= INFORMATION GIVEN =

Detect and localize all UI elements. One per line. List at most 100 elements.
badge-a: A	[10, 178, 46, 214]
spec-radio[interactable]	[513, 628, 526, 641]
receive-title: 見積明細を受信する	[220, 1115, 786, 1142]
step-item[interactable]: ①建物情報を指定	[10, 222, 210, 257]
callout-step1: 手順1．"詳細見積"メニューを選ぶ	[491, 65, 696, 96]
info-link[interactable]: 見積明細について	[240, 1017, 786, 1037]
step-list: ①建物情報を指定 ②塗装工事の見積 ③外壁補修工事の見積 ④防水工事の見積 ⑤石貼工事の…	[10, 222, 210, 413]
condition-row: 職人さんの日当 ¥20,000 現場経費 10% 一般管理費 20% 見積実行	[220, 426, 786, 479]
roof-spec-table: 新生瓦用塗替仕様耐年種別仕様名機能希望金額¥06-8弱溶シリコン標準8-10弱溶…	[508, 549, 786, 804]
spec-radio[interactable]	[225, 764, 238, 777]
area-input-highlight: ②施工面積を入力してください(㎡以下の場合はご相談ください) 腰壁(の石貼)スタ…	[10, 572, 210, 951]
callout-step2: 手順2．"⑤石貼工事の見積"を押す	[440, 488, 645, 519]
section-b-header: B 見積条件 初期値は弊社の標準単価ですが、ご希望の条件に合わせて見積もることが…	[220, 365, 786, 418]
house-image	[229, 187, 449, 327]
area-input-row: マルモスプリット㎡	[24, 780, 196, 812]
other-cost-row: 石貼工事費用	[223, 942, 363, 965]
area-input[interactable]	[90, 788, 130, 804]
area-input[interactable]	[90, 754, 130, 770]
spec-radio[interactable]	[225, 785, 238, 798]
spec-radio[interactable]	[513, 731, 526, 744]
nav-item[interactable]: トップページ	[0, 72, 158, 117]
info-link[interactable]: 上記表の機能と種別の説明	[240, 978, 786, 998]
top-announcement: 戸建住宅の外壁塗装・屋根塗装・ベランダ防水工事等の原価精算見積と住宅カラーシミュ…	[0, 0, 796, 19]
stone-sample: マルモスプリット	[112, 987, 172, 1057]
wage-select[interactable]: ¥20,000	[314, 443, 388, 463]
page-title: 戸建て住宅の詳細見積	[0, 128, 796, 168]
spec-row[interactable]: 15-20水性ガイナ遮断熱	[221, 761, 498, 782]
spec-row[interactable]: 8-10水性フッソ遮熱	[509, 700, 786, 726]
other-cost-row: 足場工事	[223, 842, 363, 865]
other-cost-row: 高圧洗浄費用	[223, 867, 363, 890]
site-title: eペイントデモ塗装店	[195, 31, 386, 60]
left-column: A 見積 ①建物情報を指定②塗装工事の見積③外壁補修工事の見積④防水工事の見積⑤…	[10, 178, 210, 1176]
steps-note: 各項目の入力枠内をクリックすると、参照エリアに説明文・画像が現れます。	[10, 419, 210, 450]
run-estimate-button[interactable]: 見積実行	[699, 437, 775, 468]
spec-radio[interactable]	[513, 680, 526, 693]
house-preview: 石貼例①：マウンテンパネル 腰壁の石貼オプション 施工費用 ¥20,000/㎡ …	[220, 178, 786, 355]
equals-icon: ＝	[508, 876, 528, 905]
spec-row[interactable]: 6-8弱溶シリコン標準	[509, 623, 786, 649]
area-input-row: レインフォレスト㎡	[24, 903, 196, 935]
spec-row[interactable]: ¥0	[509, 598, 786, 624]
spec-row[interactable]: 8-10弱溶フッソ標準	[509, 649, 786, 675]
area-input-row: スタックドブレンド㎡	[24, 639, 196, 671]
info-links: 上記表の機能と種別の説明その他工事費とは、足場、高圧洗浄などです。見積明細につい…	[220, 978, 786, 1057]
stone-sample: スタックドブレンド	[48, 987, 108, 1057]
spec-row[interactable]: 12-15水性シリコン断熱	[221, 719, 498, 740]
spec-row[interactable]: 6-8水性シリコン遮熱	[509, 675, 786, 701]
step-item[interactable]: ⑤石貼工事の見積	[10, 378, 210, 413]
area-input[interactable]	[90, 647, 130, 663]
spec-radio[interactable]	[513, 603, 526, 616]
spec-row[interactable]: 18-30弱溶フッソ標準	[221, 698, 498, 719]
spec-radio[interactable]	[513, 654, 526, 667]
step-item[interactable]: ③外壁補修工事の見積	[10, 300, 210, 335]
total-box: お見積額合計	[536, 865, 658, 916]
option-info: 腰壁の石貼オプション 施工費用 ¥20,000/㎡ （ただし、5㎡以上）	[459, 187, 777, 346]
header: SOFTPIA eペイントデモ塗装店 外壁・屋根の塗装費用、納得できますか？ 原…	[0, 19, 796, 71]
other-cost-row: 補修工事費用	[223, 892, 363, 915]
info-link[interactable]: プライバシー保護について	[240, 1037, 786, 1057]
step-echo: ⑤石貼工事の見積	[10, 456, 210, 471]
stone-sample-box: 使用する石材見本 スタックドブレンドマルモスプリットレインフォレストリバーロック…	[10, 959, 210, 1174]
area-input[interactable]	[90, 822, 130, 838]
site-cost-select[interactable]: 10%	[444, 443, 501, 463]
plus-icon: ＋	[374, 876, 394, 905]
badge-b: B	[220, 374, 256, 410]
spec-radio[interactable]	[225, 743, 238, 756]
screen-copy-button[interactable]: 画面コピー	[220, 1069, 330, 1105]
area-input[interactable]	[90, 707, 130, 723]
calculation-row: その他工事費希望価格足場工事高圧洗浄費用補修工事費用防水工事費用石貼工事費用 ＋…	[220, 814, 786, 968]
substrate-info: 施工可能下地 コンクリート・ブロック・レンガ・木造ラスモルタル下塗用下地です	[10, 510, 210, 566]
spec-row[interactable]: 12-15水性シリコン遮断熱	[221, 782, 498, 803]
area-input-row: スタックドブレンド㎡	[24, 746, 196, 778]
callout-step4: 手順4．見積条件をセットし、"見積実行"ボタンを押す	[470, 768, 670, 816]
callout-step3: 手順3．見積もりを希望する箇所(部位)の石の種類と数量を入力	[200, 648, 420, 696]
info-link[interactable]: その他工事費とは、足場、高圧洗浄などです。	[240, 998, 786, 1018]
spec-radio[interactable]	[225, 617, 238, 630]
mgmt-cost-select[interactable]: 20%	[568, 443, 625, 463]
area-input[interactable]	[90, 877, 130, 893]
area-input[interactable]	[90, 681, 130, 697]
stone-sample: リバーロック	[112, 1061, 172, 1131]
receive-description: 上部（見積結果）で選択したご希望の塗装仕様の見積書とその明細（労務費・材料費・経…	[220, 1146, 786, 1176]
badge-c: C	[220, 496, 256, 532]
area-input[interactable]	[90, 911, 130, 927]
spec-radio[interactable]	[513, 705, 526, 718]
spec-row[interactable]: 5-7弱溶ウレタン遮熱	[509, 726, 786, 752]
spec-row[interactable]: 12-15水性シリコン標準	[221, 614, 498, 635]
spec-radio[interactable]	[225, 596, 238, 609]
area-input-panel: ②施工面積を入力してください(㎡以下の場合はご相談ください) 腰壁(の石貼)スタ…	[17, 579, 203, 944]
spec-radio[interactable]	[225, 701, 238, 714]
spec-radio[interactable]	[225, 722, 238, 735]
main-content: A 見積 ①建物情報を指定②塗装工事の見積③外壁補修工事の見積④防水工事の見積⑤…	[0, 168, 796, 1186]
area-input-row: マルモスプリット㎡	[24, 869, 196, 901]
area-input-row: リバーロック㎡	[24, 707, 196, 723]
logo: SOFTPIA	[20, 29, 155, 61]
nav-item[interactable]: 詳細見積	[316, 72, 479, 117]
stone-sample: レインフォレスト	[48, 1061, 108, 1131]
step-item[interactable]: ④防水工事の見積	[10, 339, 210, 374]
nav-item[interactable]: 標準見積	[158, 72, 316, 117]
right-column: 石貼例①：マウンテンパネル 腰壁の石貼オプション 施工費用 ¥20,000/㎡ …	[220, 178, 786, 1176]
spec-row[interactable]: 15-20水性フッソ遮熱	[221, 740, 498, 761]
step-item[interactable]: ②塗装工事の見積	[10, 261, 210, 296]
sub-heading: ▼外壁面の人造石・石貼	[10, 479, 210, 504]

= WHAT IS REQUIRED =
Copy the lines word for word, starting with the very first one and ending with the line that contains "764, 238, 777]".

= EXERCISE RESULT =
Detect and localize all UI elements. One per line. List at most 100 elements.
badge-a: A	[10, 178, 46, 214]
spec-radio[interactable]	[513, 628, 526, 641]
receive-title: 見積明細を受信する	[220, 1115, 786, 1142]
step-item[interactable]: ①建物情報を指定	[10, 222, 210, 257]
callout-step1: 手順1．"詳細見積"メニューを選ぶ	[491, 65, 696, 96]
info-link[interactable]: 見積明細について	[240, 1017, 786, 1037]
step-list: ①建物情報を指定 ②塗装工事の見積 ③外壁補修工事の見積 ④防水工事の見積 ⑤石貼工事の…	[10, 222, 210, 413]
condition-row: 職人さんの日当 ¥20,000 現場経費 10% 一般管理費 20% 見積実行	[220, 426, 786, 479]
roof-spec-table: 新生瓦用塗替仕様耐年種別仕様名機能希望金額¥06-8弱溶シリコン標準8-10弱溶…	[508, 549, 786, 804]
spec-radio[interactable]	[225, 764, 238, 777]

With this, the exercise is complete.